(SHORT TASK) Report the count of lines below in which the string "copy" occurs; include nothing else.

Stored data
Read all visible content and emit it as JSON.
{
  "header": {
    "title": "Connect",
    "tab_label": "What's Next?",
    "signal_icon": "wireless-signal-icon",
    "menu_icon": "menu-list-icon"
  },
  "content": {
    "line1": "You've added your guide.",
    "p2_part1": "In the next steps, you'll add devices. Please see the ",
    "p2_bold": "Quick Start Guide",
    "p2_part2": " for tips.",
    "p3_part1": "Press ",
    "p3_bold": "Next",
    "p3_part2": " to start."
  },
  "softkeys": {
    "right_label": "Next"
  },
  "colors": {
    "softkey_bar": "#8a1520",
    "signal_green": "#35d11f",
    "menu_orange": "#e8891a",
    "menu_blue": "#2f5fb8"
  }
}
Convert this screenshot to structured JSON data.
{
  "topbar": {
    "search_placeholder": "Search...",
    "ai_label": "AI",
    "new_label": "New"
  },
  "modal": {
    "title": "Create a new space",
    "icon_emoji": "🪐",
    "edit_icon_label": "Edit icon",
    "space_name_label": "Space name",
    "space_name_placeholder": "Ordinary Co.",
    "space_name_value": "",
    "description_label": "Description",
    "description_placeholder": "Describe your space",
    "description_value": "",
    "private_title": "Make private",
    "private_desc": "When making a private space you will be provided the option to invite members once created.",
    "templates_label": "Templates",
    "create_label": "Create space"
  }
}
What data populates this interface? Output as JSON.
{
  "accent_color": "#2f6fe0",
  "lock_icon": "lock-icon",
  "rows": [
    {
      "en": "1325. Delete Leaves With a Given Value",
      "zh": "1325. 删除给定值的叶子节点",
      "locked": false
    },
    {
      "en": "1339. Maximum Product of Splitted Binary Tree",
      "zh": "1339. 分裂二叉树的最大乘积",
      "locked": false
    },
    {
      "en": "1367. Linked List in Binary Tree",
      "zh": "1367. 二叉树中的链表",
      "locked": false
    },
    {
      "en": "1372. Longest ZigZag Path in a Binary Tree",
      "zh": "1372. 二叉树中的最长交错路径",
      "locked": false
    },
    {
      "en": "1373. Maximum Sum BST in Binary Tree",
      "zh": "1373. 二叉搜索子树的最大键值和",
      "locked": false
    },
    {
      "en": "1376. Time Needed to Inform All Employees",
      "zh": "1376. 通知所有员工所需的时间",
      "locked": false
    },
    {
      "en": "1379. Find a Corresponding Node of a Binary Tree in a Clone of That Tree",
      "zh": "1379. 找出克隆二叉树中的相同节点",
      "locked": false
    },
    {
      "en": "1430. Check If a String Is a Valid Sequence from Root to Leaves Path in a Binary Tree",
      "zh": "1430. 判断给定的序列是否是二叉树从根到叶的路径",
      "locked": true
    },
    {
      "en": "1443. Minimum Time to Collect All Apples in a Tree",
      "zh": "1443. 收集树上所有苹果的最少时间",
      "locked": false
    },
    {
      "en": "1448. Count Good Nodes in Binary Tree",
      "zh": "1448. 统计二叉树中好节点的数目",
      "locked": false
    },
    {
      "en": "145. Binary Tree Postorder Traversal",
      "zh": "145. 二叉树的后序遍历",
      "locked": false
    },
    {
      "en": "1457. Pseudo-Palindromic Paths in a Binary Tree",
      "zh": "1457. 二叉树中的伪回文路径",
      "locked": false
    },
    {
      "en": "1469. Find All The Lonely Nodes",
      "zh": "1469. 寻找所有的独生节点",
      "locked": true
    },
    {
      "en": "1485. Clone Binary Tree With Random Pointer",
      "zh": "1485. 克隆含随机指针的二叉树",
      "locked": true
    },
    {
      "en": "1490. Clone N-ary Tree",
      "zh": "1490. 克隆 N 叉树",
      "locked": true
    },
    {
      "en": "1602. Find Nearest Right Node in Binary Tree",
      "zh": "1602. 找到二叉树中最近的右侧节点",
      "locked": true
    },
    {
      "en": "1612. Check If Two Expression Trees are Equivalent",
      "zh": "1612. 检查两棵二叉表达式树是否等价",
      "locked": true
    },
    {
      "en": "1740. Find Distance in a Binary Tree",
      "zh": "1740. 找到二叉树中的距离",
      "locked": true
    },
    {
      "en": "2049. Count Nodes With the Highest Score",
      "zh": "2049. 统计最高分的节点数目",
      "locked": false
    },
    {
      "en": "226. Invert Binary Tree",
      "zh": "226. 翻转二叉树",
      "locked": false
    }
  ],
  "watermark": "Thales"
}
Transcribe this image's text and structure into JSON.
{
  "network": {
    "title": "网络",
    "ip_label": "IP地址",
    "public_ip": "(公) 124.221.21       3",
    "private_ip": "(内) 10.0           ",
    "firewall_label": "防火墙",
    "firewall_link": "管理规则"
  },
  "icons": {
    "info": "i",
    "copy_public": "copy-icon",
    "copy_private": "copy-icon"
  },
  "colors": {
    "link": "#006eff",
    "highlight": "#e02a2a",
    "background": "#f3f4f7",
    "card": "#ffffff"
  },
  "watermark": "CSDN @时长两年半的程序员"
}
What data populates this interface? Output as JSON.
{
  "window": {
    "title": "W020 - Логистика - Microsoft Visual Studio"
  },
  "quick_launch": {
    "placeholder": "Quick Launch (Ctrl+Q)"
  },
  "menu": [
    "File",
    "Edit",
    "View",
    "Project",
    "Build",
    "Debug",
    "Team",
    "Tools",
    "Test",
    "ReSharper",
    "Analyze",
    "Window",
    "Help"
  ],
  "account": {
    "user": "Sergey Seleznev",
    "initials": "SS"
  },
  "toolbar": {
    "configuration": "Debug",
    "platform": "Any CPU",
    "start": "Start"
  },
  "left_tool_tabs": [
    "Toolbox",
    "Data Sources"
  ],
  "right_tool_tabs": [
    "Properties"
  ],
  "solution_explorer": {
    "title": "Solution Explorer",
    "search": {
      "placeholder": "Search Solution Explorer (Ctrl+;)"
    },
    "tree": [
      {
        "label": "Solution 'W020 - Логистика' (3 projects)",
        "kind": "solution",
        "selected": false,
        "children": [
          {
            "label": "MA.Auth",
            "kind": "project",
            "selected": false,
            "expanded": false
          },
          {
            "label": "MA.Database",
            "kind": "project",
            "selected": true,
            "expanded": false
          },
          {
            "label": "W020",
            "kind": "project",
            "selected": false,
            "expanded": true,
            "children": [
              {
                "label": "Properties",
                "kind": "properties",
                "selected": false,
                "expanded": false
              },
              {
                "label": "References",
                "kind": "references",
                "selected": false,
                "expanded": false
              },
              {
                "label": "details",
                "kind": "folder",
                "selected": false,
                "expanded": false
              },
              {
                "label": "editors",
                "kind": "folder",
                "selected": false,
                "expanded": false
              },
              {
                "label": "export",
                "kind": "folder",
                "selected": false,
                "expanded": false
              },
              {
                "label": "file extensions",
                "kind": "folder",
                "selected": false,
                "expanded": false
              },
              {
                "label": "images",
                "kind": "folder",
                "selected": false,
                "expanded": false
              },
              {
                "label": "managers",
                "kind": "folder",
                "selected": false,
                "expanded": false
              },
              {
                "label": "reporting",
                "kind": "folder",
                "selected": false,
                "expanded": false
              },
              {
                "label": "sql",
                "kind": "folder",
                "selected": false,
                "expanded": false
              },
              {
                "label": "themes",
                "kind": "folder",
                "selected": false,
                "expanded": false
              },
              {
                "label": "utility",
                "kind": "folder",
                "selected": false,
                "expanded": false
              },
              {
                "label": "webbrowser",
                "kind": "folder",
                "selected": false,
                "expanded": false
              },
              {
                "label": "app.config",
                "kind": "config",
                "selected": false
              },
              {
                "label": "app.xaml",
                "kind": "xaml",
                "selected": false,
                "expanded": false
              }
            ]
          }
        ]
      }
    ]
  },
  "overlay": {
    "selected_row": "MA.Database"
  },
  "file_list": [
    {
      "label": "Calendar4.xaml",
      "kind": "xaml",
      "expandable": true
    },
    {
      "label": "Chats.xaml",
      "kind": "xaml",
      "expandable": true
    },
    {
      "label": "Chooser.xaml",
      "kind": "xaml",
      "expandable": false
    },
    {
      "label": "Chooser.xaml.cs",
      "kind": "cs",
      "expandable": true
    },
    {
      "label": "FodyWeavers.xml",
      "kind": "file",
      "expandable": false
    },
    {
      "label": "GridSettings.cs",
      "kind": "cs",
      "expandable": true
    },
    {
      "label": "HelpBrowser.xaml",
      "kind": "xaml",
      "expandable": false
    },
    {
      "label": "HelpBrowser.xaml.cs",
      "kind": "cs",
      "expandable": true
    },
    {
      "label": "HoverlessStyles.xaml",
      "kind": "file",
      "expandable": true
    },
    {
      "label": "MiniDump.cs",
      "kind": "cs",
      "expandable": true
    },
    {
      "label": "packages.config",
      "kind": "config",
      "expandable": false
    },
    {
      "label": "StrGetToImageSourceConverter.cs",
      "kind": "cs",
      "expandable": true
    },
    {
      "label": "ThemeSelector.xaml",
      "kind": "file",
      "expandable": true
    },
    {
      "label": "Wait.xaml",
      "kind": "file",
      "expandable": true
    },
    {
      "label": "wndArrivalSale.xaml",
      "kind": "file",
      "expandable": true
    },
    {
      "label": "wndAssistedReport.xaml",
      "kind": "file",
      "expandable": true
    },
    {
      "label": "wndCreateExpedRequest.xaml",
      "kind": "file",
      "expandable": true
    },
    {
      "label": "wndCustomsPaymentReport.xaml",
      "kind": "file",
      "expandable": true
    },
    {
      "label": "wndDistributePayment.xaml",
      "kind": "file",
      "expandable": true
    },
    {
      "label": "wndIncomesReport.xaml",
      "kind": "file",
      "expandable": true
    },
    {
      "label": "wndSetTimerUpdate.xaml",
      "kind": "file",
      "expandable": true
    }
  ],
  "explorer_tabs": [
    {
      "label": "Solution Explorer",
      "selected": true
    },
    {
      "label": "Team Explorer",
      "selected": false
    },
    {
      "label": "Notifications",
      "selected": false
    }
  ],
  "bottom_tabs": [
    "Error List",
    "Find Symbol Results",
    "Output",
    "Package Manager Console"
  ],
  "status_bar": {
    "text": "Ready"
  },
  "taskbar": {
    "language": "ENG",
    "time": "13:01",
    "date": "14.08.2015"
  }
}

(SOLUTION FOR THIS EXERCISE) 2